-- Given task --
Locate every line that holds the string "bottom" and copy it.

-- Listed records --
↓↓↓

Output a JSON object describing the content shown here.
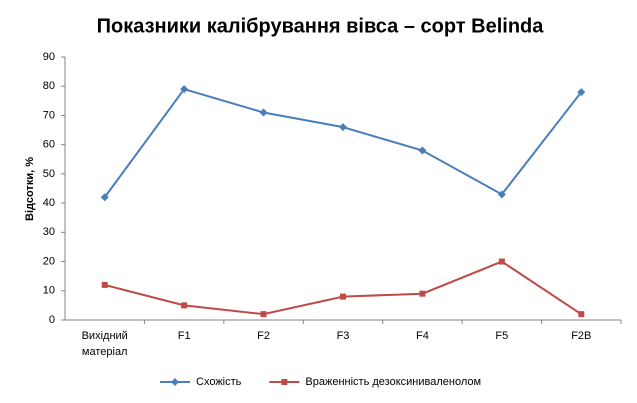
{
  "chart_data": {
    "type": "line",
    "title": "Показники калібрування вівса – сорт Belinda",
    "y_label": "Відсотки, %",
    "categories": [
      "Вихідний матеріал",
      "F1",
      "F2",
      "F3",
      "F4",
      "F5",
      "F2B"
    ],
    "series": [
      {
        "name": "Схожість",
        "color": "#4a7ebb",
        "marker": "diamond",
        "values": [
          42,
          79,
          71,
          66,
          58,
          43,
          78
        ]
      },
      {
        "name": "Враженність дезоксиниваленолом",
        "color": "#be4b48",
        "marker": "square",
        "values": [
          12,
          5,
          2,
          8,
          9,
          20,
          2
        ]
      }
    ],
    "ylim": [
      0,
      90
    ],
    "yticks": [
      0,
      10,
      20,
      30,
      40,
      50,
      60,
      70,
      80,
      90
    ],
    "grid": false,
    "legend": "bottom"
  }
}
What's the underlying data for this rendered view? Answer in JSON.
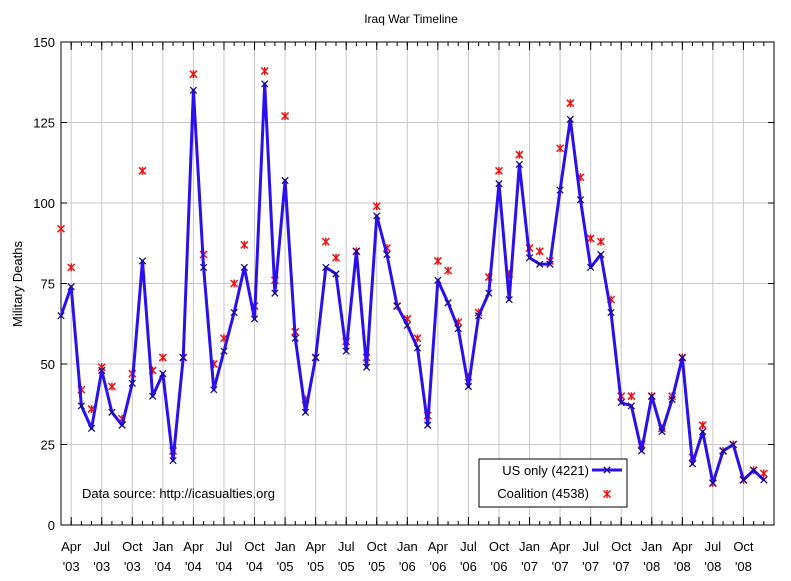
{
  "chart_data": {
    "type": "line",
    "title": "Iraq War Timeline",
    "xlabel": "",
    "ylabel": "Military Deaths",
    "ylim": [
      0,
      150
    ],
    "yticks": [
      0,
      25,
      50,
      75,
      100,
      125,
      150
    ],
    "grid": true,
    "annotation": "Data source: http://icasualties.org",
    "legend_position": "bottom-right",
    "x_tick_labels": [
      {
        "month": "Apr",
        "year": "'03"
      },
      {
        "month": "Jul",
        "year": "'03"
      },
      {
        "month": "Oct",
        "year": "'03"
      },
      {
        "month": "Jan",
        "year": "'04"
      },
      {
        "month": "Apr",
        "year": "'04"
      },
      {
        "month": "Jul",
        "year": "'04"
      },
      {
        "month": "Oct",
        "year": "'04"
      },
      {
        "month": "Jan",
        "year": "'05"
      },
      {
        "month": "Apr",
        "year": "'05"
      },
      {
        "month": "Jul",
        "year": "'05"
      },
      {
        "month": "Oct",
        "year": "'05"
      },
      {
        "month": "Jan",
        "year": "'06"
      },
      {
        "month": "Apr",
        "year": "'06"
      },
      {
        "month": "Jul",
        "year": "'06"
      },
      {
        "month": "Oct",
        "year": "'06"
      },
      {
        "month": "Jan",
        "year": "'07"
      },
      {
        "month": "Apr",
        "year": "'07"
      },
      {
        "month": "Jul",
        "year": "'07"
      },
      {
        "month": "Oct",
        "year": "'07"
      },
      {
        "month": "Jan",
        "year": "'08"
      },
      {
        "month": "Apr",
        "year": "'08"
      },
      {
        "month": "Jul",
        "year": "'08"
      },
      {
        "month": "Oct",
        "year": "'08"
      }
    ],
    "series": [
      {
        "name": "US only (4221)",
        "color": "#2b0ff0",
        "marker": "x",
        "values": [
          65,
          74,
          37,
          30,
          48,
          35,
          31,
          44,
          82,
          40,
          47,
          20,
          52,
          135,
          80,
          42,
          54,
          66,
          80,
          64,
          137,
          72,
          107,
          58,
          35,
          52,
          80,
          78,
          54,
          85,
          49,
          96,
          84,
          68,
          62,
          55,
          31,
          76,
          69,
          61,
          43,
          65,
          72,
          106,
          70,
          112,
          83,
          81,
          81,
          104,
          126,
          101,
          80,
          84,
          66,
          38,
          37,
          23,
          40,
          29,
          39,
          52,
          19,
          29,
          13,
          23,
          25,
          14,
          17,
          14
        ]
      },
      {
        "name": "Coalition (4538)",
        "color": "#ee1111",
        "marker": "asterisk",
        "values": [
          92,
          80,
          42,
          36,
          49,
          43,
          33,
          47,
          110,
          48,
          52,
          23,
          52,
          140,
          84,
          50,
          58,
          75,
          87,
          68,
          141,
          76,
          127,
          60,
          39,
          52,
          88,
          83,
          57,
          85,
          52,
          99,
          86,
          68,
          64,
          58,
          34,
          82,
          79,
          63,
          46,
          66,
          77,
          110,
          78,
          115,
          86,
          85,
          82,
          117,
          131,
          108,
          89,
          88,
          70,
          40,
          40,
          25,
          40,
          30,
          40,
          52,
          21,
          31,
          13,
          23,
          25,
          14,
          17,
          16
        ]
      }
    ]
  }
}
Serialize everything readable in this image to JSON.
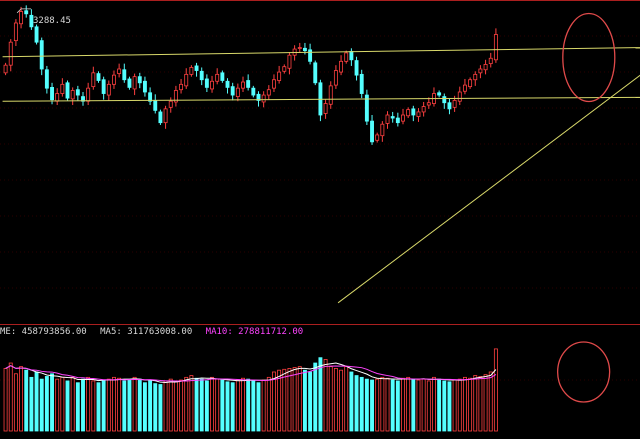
{
  "colors": {
    "background": "#000000",
    "up": "#ff4040",
    "down": "#54ffff",
    "grid": "#5a0000",
    "divider": "#aa1f1f",
    "trendline": "#d8d86a",
    "ma5": "#ffffff",
    "ma10": "#ff44ff",
    "annotation": "#e04a4a",
    "label": "#d8d8d8"
  },
  "price_panel": {
    "peak_label": "3288.45"
  },
  "volume_panel": {
    "vol_label": "ME: 458793856.00",
    "ma5_label": "MA5: 311763008.00",
    "ma10_label": "MA10: 278811712.00"
  },
  "chart_data": {
    "type": "candlestick",
    "price_range": [
      2880,
      3300
    ],
    "volume_range": [
      0,
      520000000
    ],
    "peak_value": 3288.45,
    "annotations": [
      {
        "type": "trendline",
        "from": [
          0,
          3226
        ],
        "to": [
          123,
          3238
        ]
      },
      {
        "type": "trendline",
        "from": [
          0,
          3168
        ],
        "to": [
          123,
          3173
        ]
      },
      {
        "type": "trendline",
        "from": [
          65,
          2905
        ],
        "to": [
          123,
          3205
        ]
      },
      {
        "type": "ellipse",
        "panel": "price",
        "center": [
          113,
          3225
        ]
      },
      {
        "type": "ellipse",
        "panel": "volume",
        "center": [
          112,
          330000000
        ]
      }
    ],
    "closes": [
      3215,
      3245,
      3270,
      3285,
      3282,
      3265,
      3245,
      3210,
      3185,
      3170,
      3178,
      3190,
      3172,
      3182,
      3176,
      3168,
      3185,
      3205,
      3195,
      3178,
      3190,
      3202,
      3210,
      3196,
      3186,
      3200,
      3192,
      3180,
      3168,
      3156,
      3140,
      3158,
      3168,
      3182,
      3190,
      3203,
      3212,
      3208,
      3196,
      3186,
      3194,
      3203,
      3195,
      3186,
      3176,
      3185,
      3193,
      3186,
      3176,
      3169,
      3176,
      3183,
      3196,
      3206,
      3213,
      3228,
      3236,
      3238,
      3234,
      3220,
      3192,
      3150,
      3165,
      3188,
      3208,
      3220,
      3231,
      3222,
      3202,
      3178,
      3142,
      3115,
      3124,
      3138,
      3150,
      3146,
      3140,
      3150,
      3157,
      3150,
      3154,
      3161,
      3166,
      3178,
      3176,
      3166,
      3158,
      3169,
      3180,
      3189,
      3196,
      3203,
      3210,
      3216,
      3224,
      3255
    ],
    "volume": [
      350,
      380,
      320,
      360,
      340,
      300,
      330,
      290,
      305,
      320,
      290,
      300,
      280,
      300,
      270,
      290,
      300,
      280,
      270,
      285,
      290,
      300,
      295,
      280,
      285,
      300,
      290,
      270,
      280,
      265,
      260,
      280,
      290,
      275,
      285,
      300,
      310,
      295,
      290,
      280,
      300,
      290,
      285,
      275,
      270,
      285,
      295,
      290,
      280,
      270,
      285,
      300,
      330,
      340,
      345,
      350,
      355,
      360,
      340,
      330,
      380,
      410,
      400,
      360,
      350,
      340,
      360,
      330,
      310,
      300,
      290,
      285,
      290,
      300,
      295,
      285,
      280,
      295,
      300,
      290,
      285,
      290,
      280,
      300,
      290,
      280,
      275,
      285,
      290,
      300,
      295,
      310,
      305,
      315,
      330,
      459
    ]
  }
}
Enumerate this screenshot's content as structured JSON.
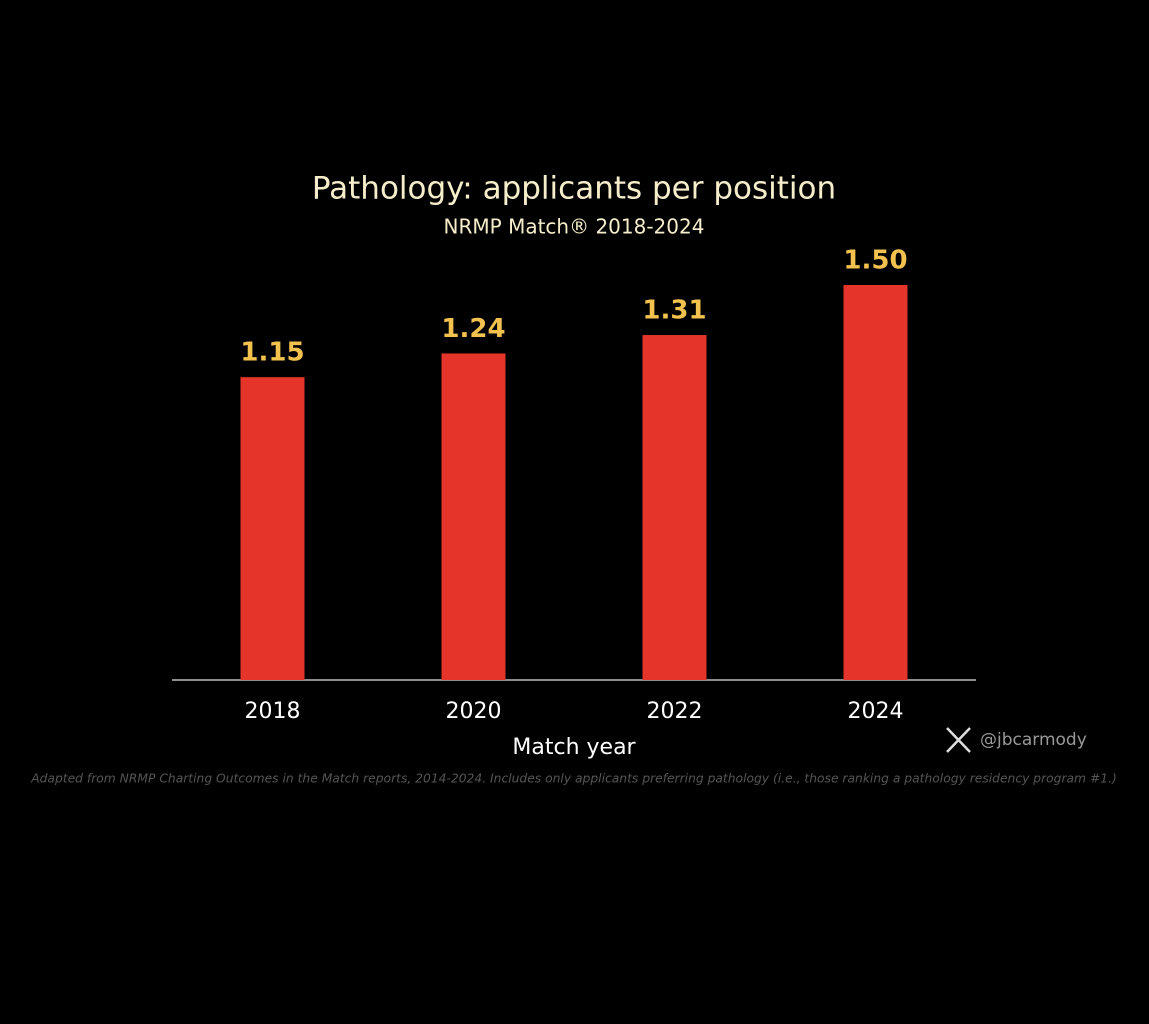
{
  "chart_data": {
    "type": "bar",
    "title": "Pathology: applicants per position",
    "subtitle": "NRMP Match® 2018-2024",
    "x_label": "Match year",
    "categories": [
      "2018",
      "2020",
      "2022",
      "2024"
    ],
    "values": [
      1.15,
      1.24,
      1.31,
      1.5
    ],
    "value_labels": [
      "1.15",
      "1.24",
      "1.31",
      "1.50"
    ],
    "color": "#e5352a",
    "credit": "@jbcarmody",
    "footnote": "Adapted from NRMP Charting Outcomes in the Match reports, 2014-2024. Includes only applicants preferring pathology (i.e., those ranking a pathology residency program #1.)"
  }
}
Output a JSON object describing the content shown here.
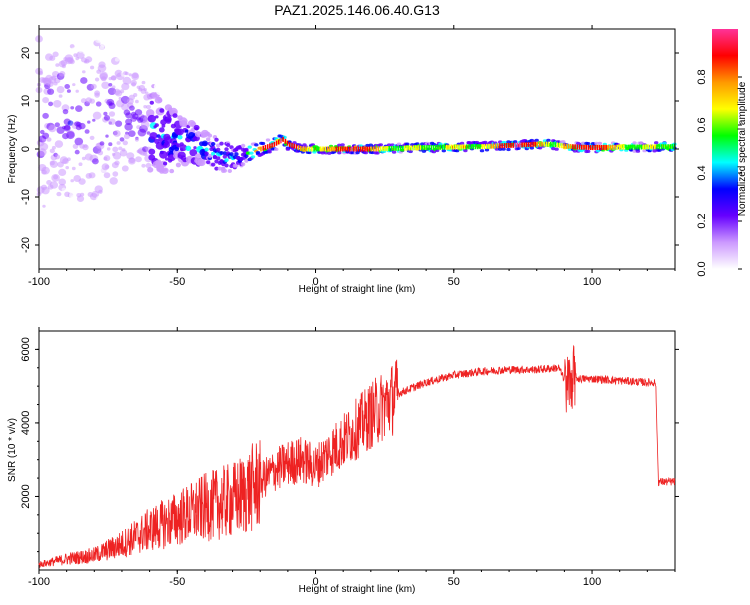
{
  "figure": {
    "title": "PAZ1.2025.146.06.40.G13"
  },
  "chart_data": [
    {
      "type": "heatmap",
      "xlabel": "Height of straight line (km)",
      "ylabel": "Frequency (Hz)",
      "xlim": [
        -100,
        130
      ],
      "ylim": [
        -25,
        25
      ],
      "xticks": [
        -100,
        -50,
        0,
        50,
        100
      ],
      "yticks": [
        -20,
        -10,
        0,
        10,
        20
      ],
      "colorbar": {
        "label": "Normalized spectral amplitude",
        "range": [
          0,
          1
        ],
        "ticks": [
          "0.0",
          "0.2",
          "0.4",
          "0.6",
          "0.8"
        ],
        "colors": [
          "#ffffff",
          "#cc99ff",
          "#6600ff",
          "#0000ff",
          "#00ffff",
          "#00ff00",
          "#ffff00",
          "#ff9900",
          "#ff0000",
          "#ff3399"
        ]
      },
      "ridge": {
        "x": [
          -100,
          -80,
          -70,
          -60,
          -50,
          -40,
          -35,
          -30,
          -25,
          -20,
          -15,
          -12,
          -10,
          -5,
          0,
          20,
          40,
          60,
          80,
          85,
          90,
          95,
          100,
          130
        ],
        "freq_hz": [
          5,
          6,
          7,
          4,
          2,
          0,
          -1,
          -2,
          -1,
          0,
          1,
          2,
          1,
          0,
          0,
          0,
          0.3,
          0.5,
          1,
          1,
          0.6,
          0.4,
          0.3,
          0.5
        ],
        "spread_hz": [
          18,
          16,
          12,
          9,
          6,
          4,
          4,
          3,
          2,
          1.5,
          1.5,
          1.5,
          1.2,
          1,
          1,
          1,
          1,
          1,
          1,
          1,
          1,
          1,
          1,
          1
        ]
      },
      "grid": false
    },
    {
      "type": "line",
      "xlabel": "Height of straight line (km)",
      "ylabel": "SNR (10 * v/v)",
      "xlim": [
        -100,
        130
      ],
      "ylim": [
        0,
        6500
      ],
      "xticks": [
        -100,
        -50,
        0,
        50,
        100
      ],
      "yticks": [
        2000,
        4000,
        6000
      ],
      "color": "#ee2222",
      "series": [
        {
          "x": [
            -100,
            -90,
            -80,
            -70,
            -60,
            -50,
            -40,
            -30,
            -25,
            -20,
            -15,
            -10,
            -5,
            0,
            5,
            10,
            20,
            30,
            40,
            50,
            60,
            70,
            80,
            88,
            91,
            93,
            95,
            100,
            110,
            120,
            123,
            124,
            130
          ],
          "y": [
            150,
            300,
            400,
            700,
            1100,
            1400,
            1700,
            1900,
            2100,
            2400,
            2700,
            2900,
            3000,
            2800,
            3200,
            3500,
            4200,
            4800,
            5100,
            5300,
            5400,
            5450,
            5450,
            5500,
            5000,
            5300,
            5200,
            5200,
            5150,
            5100,
            5100,
            2400,
            2400
          ]
        }
      ],
      "grid": false
    }
  ]
}
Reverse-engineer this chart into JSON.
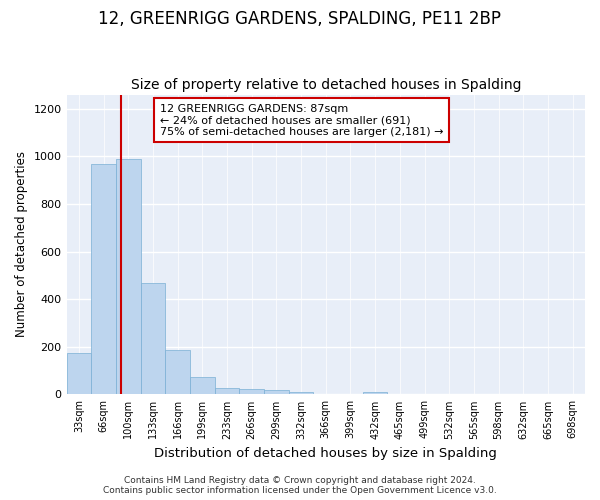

↑↑↑

-- Exercise answer --
    "legend": "bottom"
    "legend_position": "bottom-right",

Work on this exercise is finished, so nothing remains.